WRITTEN TASK:
Scan the data for "from" and copy the lines it appears in.

SUPPLIED DATA:
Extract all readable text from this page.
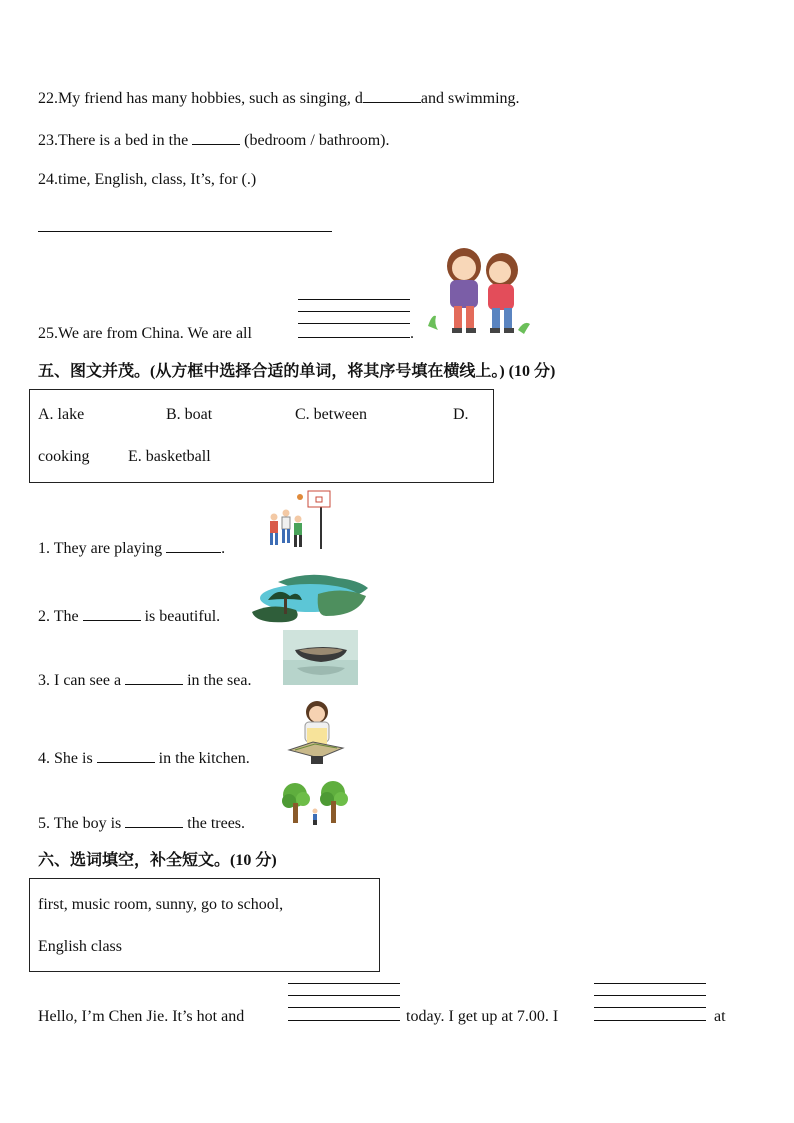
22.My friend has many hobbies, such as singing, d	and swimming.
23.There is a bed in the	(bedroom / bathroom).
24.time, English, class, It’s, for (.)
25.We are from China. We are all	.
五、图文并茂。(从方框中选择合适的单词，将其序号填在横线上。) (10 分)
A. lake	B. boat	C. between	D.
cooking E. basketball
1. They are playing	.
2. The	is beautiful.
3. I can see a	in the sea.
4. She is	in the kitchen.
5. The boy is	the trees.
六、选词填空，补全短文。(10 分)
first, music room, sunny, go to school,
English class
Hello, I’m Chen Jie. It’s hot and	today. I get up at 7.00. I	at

TASK OUTPUT:
Extract all readable text from this page.
25.We are from China. We are all	.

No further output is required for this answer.